* Requirement
Answer with one number only: the number of lines that include the word "restraints".

* Data section
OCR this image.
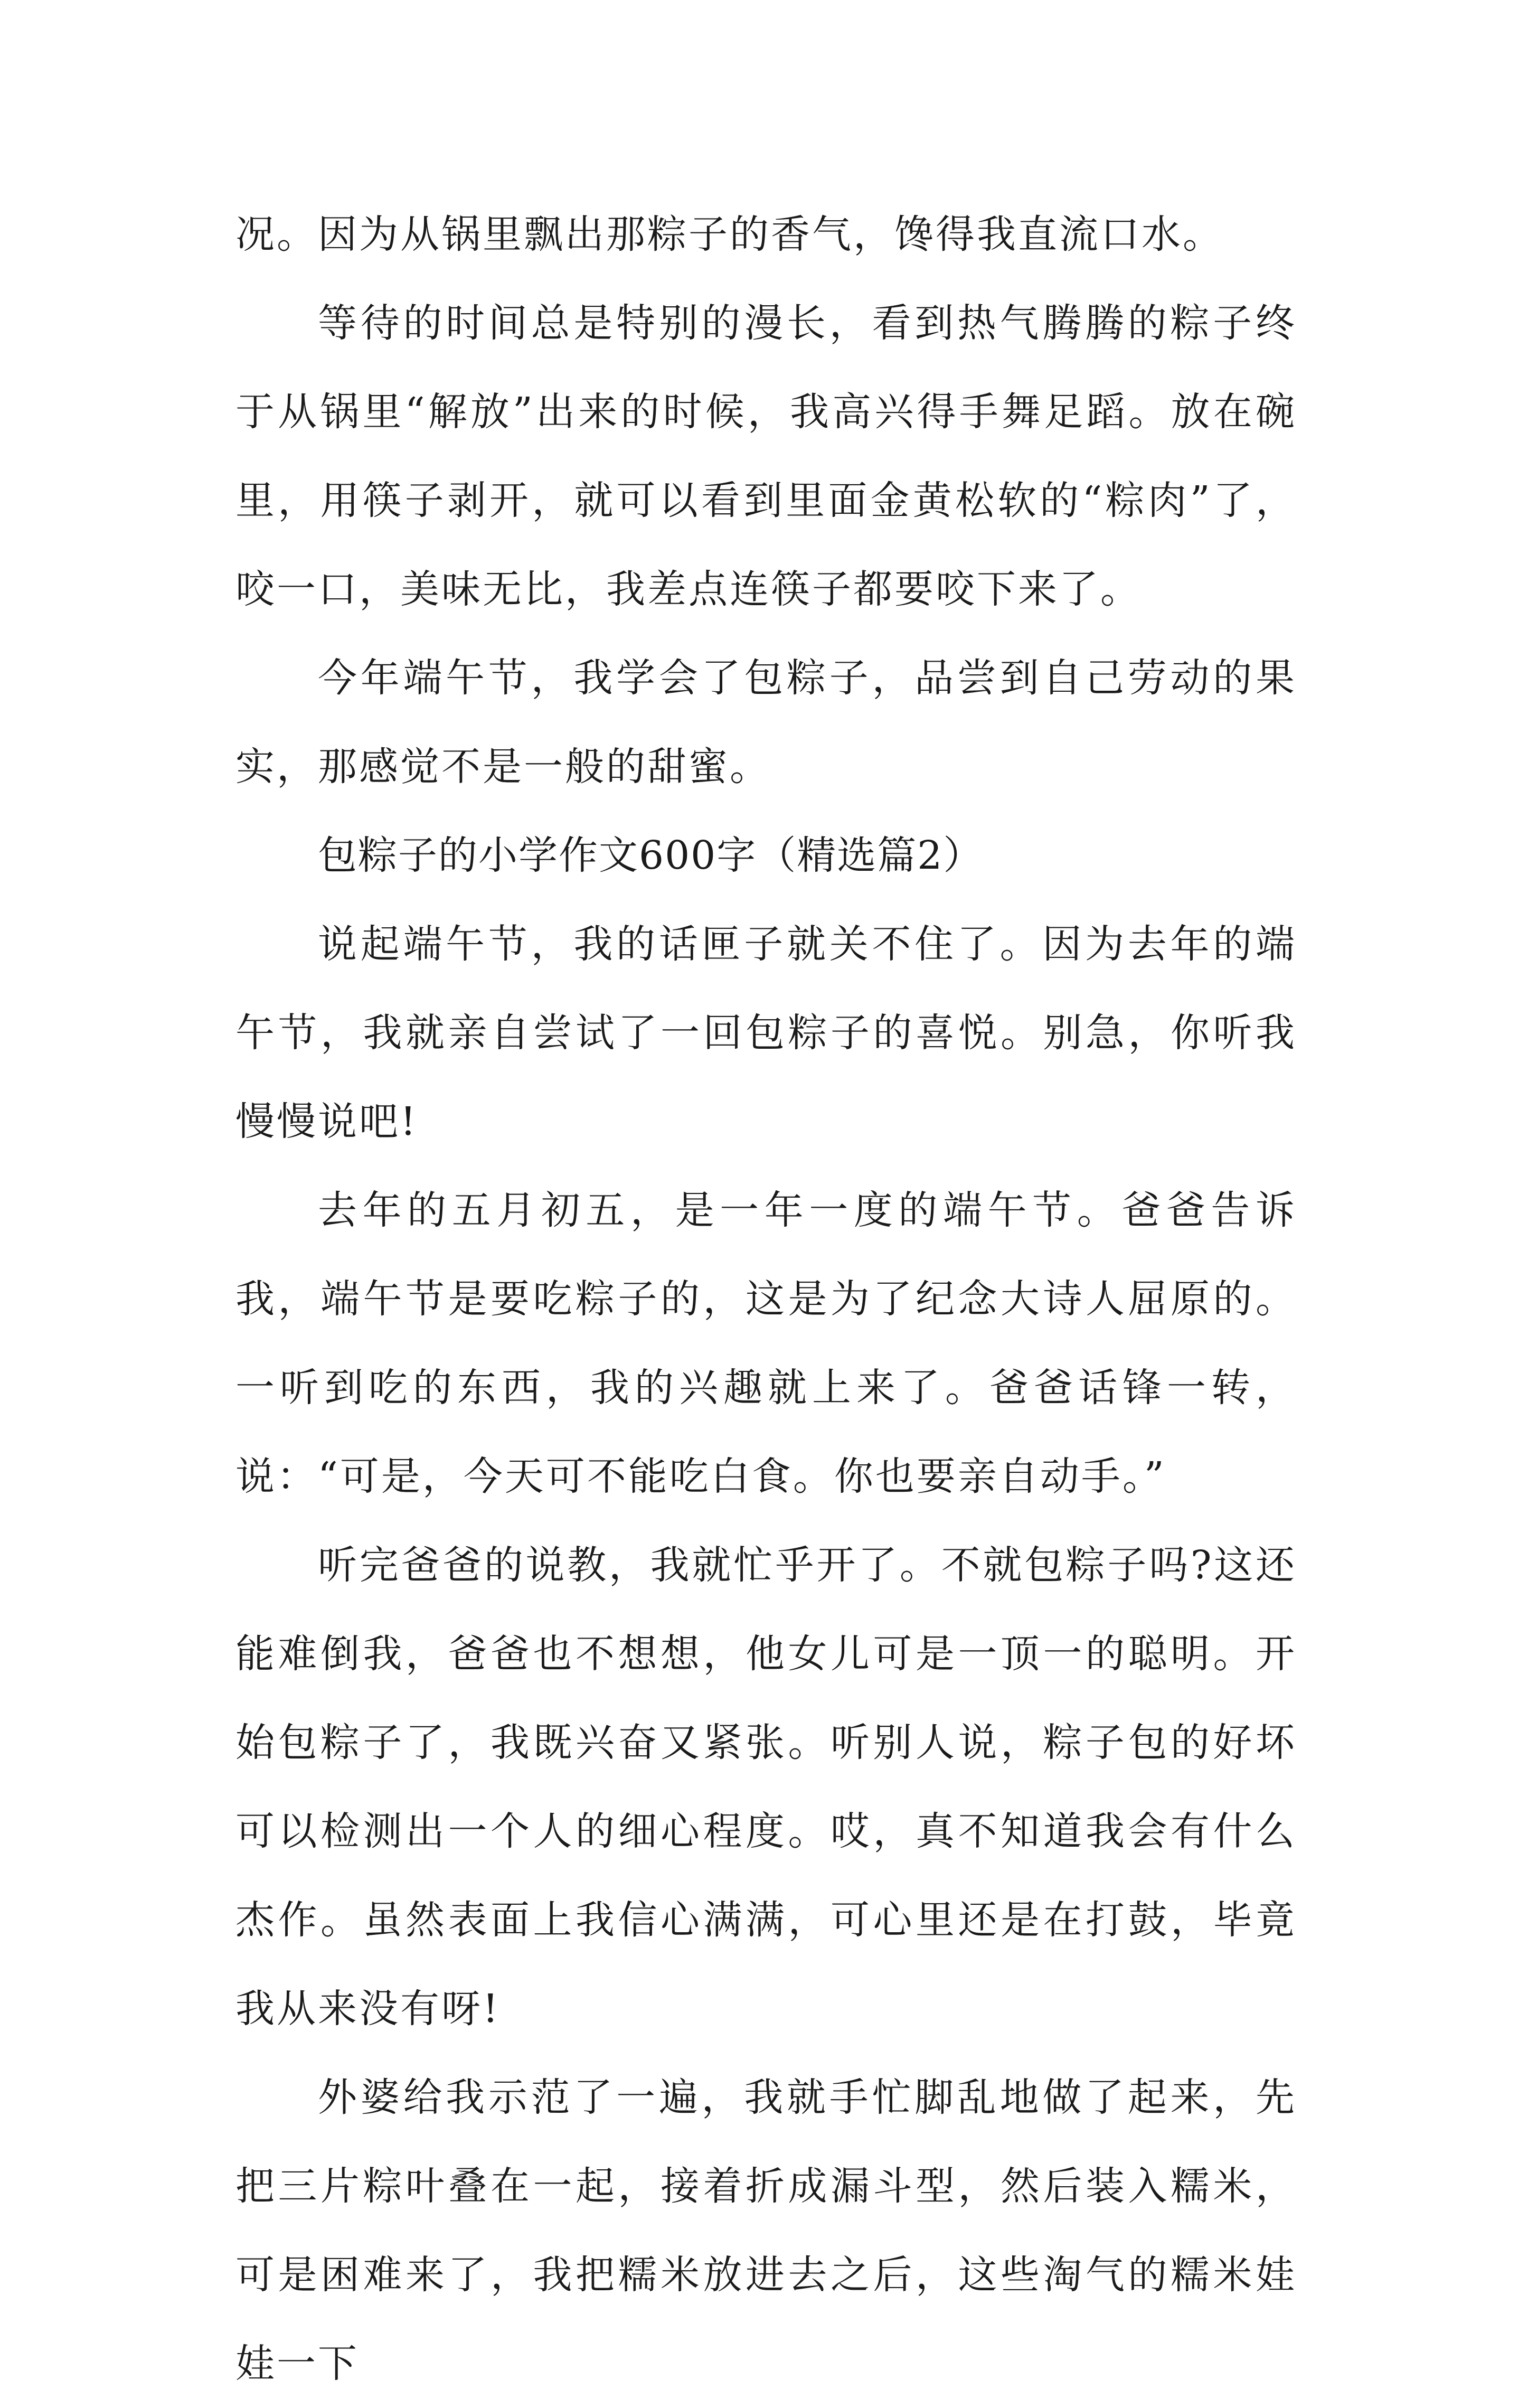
况。因为从锅里飘出那粽子的香气，馋得我直流口水。

等待的时间总是特别的漫长，看到热气腾腾的粽子终于从锅里“解放”出来的时候，我高兴得手舞足蹈。放在碗里，用筷子剥开，就可以看到里面金黄松软的“粽肉”了，咬一口，美味无比，我差点连筷子都要咬下来了。

今年端午节，我学会了包粽子，品尝到自己劳动的果实，那感觉不是一般的甜蜜。

包粽子的小学作文600字（精选篇2）

说起端午节，我的话匣子就关不住了。因为去年的端午节，我就亲自尝试了一回包粽子的喜悦。别急，你听我慢慢说吧!

去年的五月初五，是一年一度的端午节。爸爸告诉我，端午节是要吃粽子的，这是为了纪念大诗人屈原的。一听到吃的东西，我的兴趣就上来了。爸爸话锋一转，说：“可是，今天可不能吃白食。你也要亲自动手。”

听完爸爸的说教，我就忙乎开了。不就包粽子吗?这还能难倒我，爸爸也不想想，他女儿可是一顶一的聪明。开始包粽子了，我既兴奋又紧张。听别人说，粽子包的好坏可以检测出一个人的细心程度。哎，真不知道我会有什么杰作。虽然表面上我信心满满，可心里还是在打鼓，毕竟我从来没有呀!

外婆给我示范了一遍，我就手忙脚乱地做了起来，先把三片粽叶叠在一起，接着折成漏斗型，然后装入糯米，可是困难来了，我把糯米放进去之后，这些淘气的糯米娃娃一下
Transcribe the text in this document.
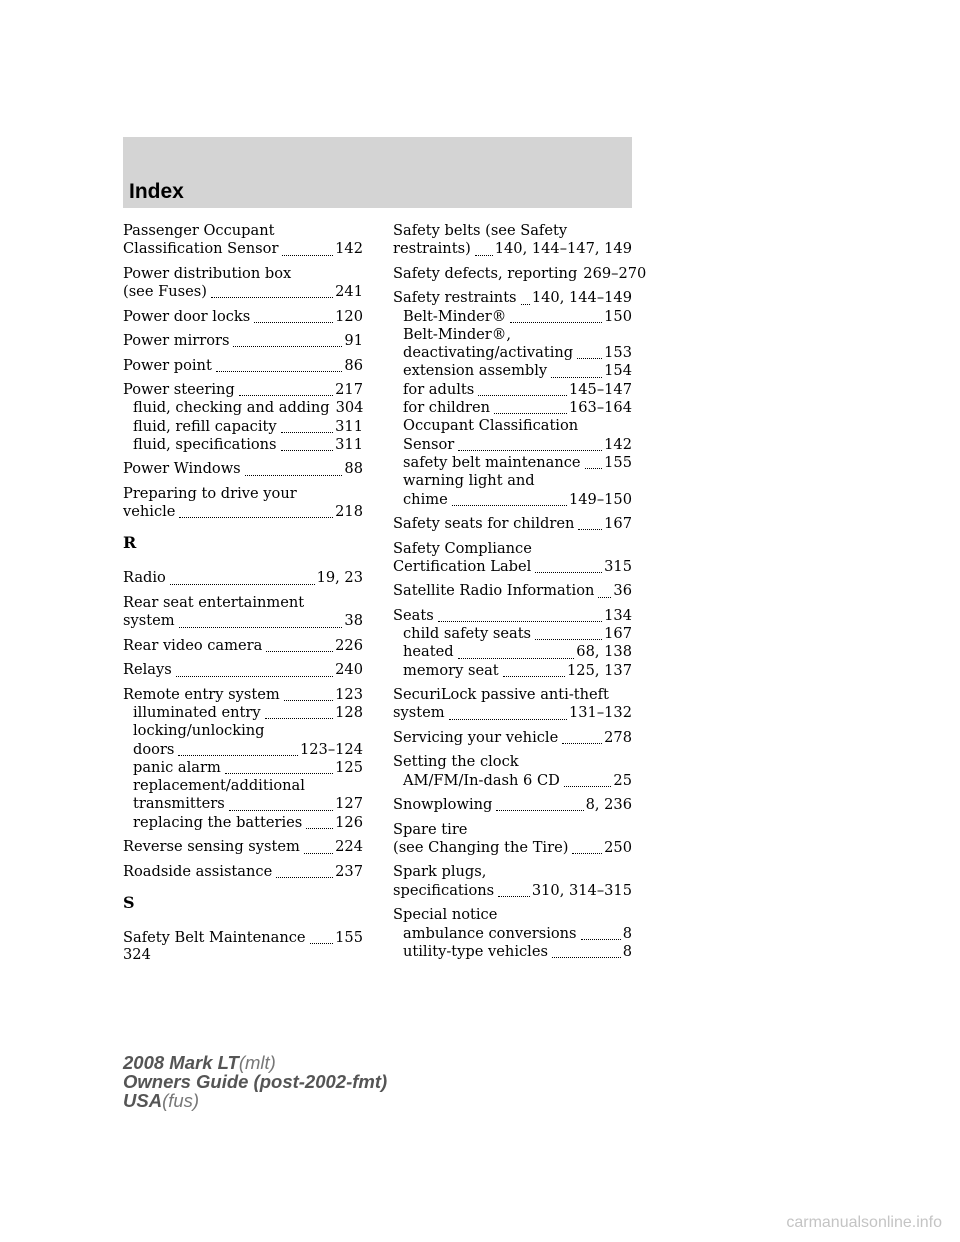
Index
Passenger Occupant
Classification Sensor	142
Power distribution box
(see Fuses)	241
Power door locks	120
Power mirrors	91
Power point	86
Power steering	217
fluid, checking and adding 304
fluid, refill capacity	311
fluid, specifications	311
Power Windows	88
Preparing to drive your
vehicle	218
R
Radio	19, 23
Rear seat entertainment
system	38
Rear video camera	226
Relays	240
Remote entry system	123
illuminated entry	128
locking/unlocking
doors	123–124
panic alarm	125
replacement/additional
transmitters	127
replacing the batteries 126
Reverse sensing system 224
Roadside assistance	237
S
Safety Belt Maintenance 155
Safety belts (see Safety
restraints) 140, 144–147, 149
Safety defects, reporting 269–270
Safety restraints 140, 144–149
Belt-Minder®	150
Belt-Minder®,
deactivating/activating 153
extension assembly	154
for adults	145–147
for children	163–164
Occupant Classification
Sensor	142
safety belt maintenance 155
warning light and
chime	149–150
Safety seats for children 167
Safety Compliance
Certification Label	315
Satellite Radio Information 36
Seats	134
child safety seats	167
heated	68, 138
memory seat	125, 137
SecuriLock passive anti-theft
system	131–132
Servicing your vehicle	278
Setting the clock
AM/FM/In-dash 6 CD	25
Snowplowing	8, 236
Spare tire
(see Changing the Tire) 250
Spark plugs,
specifications	310, 314–315
Special notice
ambulance conversions	8
utility-type vehicles	8
324
2008 Mark LT(mlt)
Owners Guide (post-2002-fmt)
USA(fus)
carmanualsonline.info
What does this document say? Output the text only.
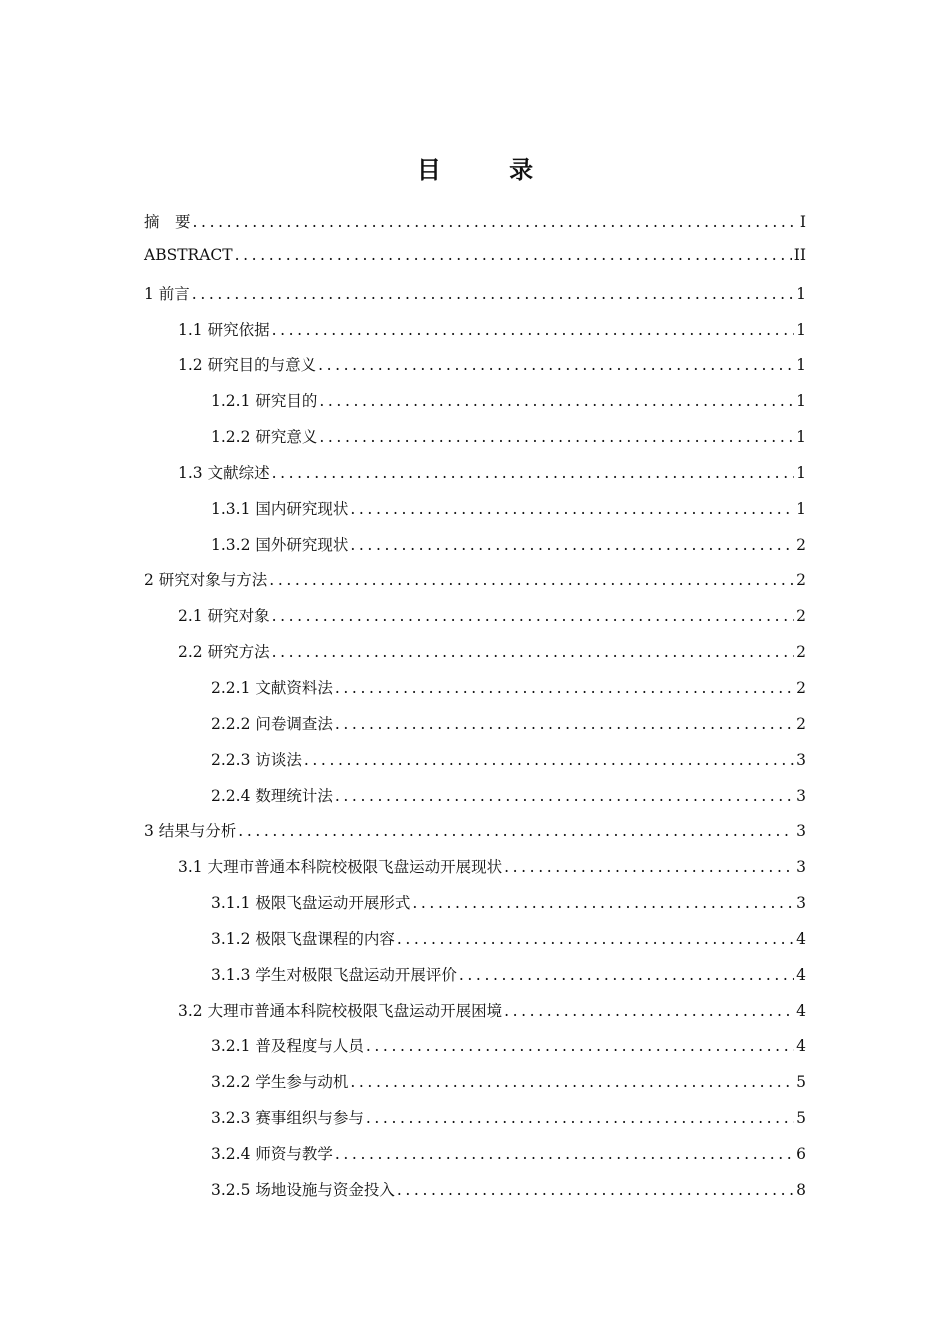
目 录
摘　要 .....	I
ABSTRACT .....	II
1 前言 .....	1
1.1 研究依据 .....	1
1.2 研究目的与意义 .....	1
1.2.1 研究目的 .....	1
1.2.2 研究意义 .....	1
1.3 文献综述 .....	1
1.3.1 国内研究现状 .....	1
1.3.2 国外研究现状 .....	2
2 研究对象与方法 .....	2
2.1 研究对象 .....	2
2.2 研究方法 .....	2
2.2.1 文献资料法 .....	2
2.2.2 问卷调查法 .....	2
2.2.3 访谈法 .....	3
2.2.4 数理统计法 .....	3
3 结果与分析 .....	3
3.1 大理市普通本科院校极限飞盘运动开展现状 .....	3
3.1.1 极限飞盘运动开展形式 .....	3
3.1.2 极限飞盘课程的内容 .....	4
3.1.3 学生对极限飞盘运动开展评价 .....	4
3.2 大理市普通本科院校极限飞盘运动开展困境 .....	4
3.2.1 普及程度与人员 .....	4
3.2.2 学生参与动机 .....	5
3.2.3 赛事组织与参与 .....	5
3.2.4 师资与教学 .....	6
3.2.5 场地设施与资金投入 .....	8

* Answer to the exercise
2